Given request - Format the entries from the first line through the line containing "nav-bar-right <box>562 497 778 523</box>" as a numbered list, omitting any blank lines.

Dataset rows
-------------------------
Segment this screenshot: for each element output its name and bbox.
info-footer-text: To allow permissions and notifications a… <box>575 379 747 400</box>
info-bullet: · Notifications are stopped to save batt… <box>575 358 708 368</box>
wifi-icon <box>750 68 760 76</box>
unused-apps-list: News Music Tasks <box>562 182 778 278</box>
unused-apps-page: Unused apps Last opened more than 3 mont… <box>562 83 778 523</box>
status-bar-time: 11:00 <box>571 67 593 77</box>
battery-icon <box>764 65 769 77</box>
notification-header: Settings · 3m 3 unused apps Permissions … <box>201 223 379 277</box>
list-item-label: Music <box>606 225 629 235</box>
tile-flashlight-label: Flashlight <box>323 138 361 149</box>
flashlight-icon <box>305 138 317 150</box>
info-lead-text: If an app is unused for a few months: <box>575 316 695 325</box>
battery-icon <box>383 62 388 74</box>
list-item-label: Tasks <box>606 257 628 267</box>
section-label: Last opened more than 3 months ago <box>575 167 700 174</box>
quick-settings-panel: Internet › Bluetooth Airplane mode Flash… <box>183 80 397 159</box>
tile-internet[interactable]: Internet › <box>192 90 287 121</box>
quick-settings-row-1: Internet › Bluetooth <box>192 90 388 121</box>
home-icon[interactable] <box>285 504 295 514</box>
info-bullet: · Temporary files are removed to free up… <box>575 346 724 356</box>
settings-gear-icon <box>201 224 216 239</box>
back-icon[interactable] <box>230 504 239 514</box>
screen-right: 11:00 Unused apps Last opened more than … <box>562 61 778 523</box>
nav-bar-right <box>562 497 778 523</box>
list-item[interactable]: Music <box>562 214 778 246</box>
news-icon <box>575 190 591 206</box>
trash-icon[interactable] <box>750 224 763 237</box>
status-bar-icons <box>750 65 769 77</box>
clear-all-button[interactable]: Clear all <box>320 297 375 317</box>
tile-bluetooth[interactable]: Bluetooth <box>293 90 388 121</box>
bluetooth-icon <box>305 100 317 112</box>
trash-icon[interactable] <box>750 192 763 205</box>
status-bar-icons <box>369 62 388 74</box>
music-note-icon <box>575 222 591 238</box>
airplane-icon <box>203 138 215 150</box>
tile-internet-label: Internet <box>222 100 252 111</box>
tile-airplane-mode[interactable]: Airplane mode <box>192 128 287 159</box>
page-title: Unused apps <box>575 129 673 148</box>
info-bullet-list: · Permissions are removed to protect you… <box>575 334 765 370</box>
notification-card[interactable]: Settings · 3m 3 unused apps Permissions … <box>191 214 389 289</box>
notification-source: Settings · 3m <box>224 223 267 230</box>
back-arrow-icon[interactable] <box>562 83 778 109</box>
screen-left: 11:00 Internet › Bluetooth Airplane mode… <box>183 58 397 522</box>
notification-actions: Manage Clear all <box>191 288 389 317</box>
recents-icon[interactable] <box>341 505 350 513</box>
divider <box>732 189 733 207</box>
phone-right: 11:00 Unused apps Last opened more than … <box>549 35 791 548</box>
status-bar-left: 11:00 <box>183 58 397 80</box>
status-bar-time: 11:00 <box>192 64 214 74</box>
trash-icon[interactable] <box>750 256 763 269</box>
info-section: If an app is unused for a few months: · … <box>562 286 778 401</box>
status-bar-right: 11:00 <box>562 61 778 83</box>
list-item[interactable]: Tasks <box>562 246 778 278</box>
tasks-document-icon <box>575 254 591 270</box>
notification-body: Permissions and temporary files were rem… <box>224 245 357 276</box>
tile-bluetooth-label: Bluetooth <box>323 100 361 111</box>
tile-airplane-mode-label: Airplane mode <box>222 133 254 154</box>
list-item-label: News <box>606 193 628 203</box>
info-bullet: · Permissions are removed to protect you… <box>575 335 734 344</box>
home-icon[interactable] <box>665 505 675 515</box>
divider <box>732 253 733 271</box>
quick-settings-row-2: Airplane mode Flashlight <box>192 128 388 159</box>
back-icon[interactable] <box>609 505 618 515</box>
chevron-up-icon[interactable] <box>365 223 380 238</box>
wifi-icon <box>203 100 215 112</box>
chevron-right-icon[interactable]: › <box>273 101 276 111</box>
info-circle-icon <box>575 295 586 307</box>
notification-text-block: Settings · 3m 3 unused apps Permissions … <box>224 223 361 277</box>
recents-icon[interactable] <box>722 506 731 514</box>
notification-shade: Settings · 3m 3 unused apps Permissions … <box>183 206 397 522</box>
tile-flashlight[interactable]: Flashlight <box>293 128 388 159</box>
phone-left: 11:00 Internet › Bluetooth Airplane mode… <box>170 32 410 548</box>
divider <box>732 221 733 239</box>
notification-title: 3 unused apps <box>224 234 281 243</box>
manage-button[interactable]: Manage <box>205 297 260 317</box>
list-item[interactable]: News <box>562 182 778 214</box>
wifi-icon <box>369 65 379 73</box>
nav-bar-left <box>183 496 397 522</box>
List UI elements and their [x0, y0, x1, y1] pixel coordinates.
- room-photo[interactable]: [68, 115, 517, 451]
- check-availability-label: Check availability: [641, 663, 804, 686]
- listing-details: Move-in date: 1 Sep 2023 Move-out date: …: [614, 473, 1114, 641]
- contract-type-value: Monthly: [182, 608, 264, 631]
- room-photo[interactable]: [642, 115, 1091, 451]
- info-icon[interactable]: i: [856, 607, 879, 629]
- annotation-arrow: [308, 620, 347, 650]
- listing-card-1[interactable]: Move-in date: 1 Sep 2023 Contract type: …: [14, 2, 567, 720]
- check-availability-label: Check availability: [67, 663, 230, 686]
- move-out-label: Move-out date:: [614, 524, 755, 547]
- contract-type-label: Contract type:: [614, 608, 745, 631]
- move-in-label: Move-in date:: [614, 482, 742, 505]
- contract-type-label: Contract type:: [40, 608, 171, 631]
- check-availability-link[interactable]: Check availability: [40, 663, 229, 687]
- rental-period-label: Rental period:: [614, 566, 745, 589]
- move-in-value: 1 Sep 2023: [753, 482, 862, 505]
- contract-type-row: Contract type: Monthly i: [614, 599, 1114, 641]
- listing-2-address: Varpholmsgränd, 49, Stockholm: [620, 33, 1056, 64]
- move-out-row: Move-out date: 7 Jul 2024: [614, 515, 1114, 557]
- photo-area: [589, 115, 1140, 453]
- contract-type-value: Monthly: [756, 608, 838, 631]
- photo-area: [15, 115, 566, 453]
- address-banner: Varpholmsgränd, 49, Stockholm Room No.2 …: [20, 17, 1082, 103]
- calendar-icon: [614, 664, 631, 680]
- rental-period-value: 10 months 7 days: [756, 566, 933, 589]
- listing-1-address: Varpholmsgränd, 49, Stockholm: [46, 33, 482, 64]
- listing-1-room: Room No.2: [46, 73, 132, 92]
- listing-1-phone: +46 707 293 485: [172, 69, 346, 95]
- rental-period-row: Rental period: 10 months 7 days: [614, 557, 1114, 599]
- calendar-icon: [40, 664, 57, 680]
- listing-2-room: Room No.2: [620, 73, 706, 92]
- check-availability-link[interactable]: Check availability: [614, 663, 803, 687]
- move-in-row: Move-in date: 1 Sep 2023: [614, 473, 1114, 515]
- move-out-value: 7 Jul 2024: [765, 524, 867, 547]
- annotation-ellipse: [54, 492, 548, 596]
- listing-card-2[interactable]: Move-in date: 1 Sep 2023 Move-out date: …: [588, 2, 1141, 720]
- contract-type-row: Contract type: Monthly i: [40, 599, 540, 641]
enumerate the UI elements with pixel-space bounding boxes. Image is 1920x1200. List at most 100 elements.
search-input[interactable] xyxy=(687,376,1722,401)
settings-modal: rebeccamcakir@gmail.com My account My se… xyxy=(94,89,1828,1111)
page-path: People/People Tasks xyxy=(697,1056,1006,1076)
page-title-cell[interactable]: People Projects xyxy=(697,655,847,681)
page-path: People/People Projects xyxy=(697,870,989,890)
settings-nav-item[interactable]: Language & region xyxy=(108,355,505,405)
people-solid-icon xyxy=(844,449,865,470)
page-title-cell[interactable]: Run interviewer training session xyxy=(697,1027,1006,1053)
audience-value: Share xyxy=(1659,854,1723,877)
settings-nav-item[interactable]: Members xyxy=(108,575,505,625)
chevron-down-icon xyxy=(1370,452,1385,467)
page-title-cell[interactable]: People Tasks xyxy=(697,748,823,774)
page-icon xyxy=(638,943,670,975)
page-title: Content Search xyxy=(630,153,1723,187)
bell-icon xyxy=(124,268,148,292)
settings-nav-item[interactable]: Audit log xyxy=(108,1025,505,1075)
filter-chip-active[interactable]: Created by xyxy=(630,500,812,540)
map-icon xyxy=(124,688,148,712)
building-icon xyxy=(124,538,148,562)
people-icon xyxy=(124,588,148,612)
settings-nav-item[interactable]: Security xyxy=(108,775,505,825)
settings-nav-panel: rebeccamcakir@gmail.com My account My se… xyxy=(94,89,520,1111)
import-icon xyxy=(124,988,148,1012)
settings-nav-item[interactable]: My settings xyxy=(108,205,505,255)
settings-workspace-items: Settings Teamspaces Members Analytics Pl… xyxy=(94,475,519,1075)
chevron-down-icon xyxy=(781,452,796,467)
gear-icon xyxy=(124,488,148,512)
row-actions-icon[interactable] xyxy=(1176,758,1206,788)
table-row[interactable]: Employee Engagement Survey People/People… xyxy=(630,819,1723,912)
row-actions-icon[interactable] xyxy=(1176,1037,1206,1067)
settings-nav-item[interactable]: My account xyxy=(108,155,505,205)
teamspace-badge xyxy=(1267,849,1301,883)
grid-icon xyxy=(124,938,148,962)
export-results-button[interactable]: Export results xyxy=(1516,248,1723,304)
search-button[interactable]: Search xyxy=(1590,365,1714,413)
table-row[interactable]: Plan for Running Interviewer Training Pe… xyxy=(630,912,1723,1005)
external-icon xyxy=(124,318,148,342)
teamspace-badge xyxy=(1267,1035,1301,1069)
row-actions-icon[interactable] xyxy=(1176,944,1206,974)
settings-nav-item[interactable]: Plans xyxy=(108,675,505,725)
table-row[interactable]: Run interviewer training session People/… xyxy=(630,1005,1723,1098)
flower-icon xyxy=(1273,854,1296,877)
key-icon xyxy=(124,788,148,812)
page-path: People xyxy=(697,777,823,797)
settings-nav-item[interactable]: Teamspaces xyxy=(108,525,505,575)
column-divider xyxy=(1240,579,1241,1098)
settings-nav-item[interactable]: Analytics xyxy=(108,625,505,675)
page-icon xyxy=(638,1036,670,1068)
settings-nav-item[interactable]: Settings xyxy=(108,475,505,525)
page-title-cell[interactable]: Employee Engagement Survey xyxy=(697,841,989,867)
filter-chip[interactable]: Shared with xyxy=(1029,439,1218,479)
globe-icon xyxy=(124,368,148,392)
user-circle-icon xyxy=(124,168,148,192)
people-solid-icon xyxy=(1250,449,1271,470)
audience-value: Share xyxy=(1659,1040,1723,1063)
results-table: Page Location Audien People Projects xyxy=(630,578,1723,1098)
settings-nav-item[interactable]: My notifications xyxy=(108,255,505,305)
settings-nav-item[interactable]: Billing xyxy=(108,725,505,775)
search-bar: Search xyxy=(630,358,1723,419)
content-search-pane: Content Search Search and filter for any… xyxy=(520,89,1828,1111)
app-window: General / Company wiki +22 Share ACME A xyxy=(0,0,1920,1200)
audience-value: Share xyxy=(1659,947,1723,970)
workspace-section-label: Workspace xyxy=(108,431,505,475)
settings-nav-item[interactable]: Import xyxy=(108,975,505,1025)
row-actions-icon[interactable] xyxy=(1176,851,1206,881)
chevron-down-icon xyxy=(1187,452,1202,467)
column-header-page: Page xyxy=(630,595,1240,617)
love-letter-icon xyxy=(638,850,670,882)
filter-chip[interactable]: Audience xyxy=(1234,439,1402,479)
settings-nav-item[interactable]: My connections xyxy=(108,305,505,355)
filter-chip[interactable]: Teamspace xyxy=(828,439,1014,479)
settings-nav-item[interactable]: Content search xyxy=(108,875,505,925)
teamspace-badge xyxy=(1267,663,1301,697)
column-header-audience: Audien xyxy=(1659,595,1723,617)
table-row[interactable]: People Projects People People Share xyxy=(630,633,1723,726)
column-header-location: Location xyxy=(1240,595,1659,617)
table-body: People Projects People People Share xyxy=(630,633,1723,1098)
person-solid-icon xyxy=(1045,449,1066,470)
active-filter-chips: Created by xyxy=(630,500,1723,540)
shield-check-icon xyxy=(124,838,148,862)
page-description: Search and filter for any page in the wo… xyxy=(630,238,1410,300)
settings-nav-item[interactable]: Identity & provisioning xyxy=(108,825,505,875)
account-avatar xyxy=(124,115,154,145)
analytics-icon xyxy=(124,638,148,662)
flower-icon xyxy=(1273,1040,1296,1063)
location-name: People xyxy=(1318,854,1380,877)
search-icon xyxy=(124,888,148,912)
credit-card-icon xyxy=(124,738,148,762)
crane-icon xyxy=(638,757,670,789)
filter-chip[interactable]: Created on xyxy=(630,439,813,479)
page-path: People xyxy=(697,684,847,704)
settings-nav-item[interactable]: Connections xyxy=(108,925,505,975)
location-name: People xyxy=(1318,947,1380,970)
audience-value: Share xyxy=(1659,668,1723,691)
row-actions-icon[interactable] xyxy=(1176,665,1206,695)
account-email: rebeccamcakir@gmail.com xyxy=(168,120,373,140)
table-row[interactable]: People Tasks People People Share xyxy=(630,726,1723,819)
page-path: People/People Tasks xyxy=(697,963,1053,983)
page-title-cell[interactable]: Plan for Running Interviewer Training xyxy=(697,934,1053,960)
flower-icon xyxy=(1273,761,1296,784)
-------------------------
Problem solution -
1. Segment this screenshot: for each element output its name and bbox.
2. info-footer-text: To allow permissions and notifications a… <box>575 379 747 400</box>
3. info-bullet: · Notifications are stopped to save batt… <box>575 358 708 368</box>
4. wifi-icon <box>750 68 760 76</box>
5. unused-apps-list: News Music Tasks <box>562 182 778 278</box>
6. unused-apps-page: Unused apps Last opened more than 3 mont… <box>562 83 778 523</box>
7. status-bar-time: 11:00 <box>571 67 593 77</box>
8. battery-icon <box>764 65 769 77</box>
9. notification-header: Settings · 3m 3 unused apps Permissions … <box>201 223 379 277</box>
10. list-item-label: Music <box>606 225 629 235</box>
11. tile-flashlight-label: Flashlight <box>323 138 361 149</box>
12. flashlight-icon <box>305 138 317 150</box>
13. info-lead-text: If an app is unused for a few months: <box>575 316 695 325</box>
14. battery-icon <box>383 62 388 74</box>
15. list-item-label: Tasks <box>606 257 628 267</box>
16. section-label: Last opened more than 3 months ago <box>575 167 700 174</box>
17. quick-settings-panel: Internet › Bluetooth Airplane mode Flash… <box>183 80 397 159</box>
18. tile-internet[interactable]: Internet › <box>192 90 287 121</box>
19. quick-settings-row-1: Internet › Bluetooth <box>192 90 388 121</box>
20. home-icon[interactable] <box>285 504 295 514</box>
21. info-bullet: · Temporary files are removed to free up… <box>575 346 724 356</box>
22. settings-gear-icon <box>201 224 216 239</box>
23. back-icon[interactable] <box>230 504 239 514</box>
24. screen-right: 11:00 Unused apps Last opened more than … <box>562 61 778 523</box>
25. nav-bar-right <box>562 497 778 523</box>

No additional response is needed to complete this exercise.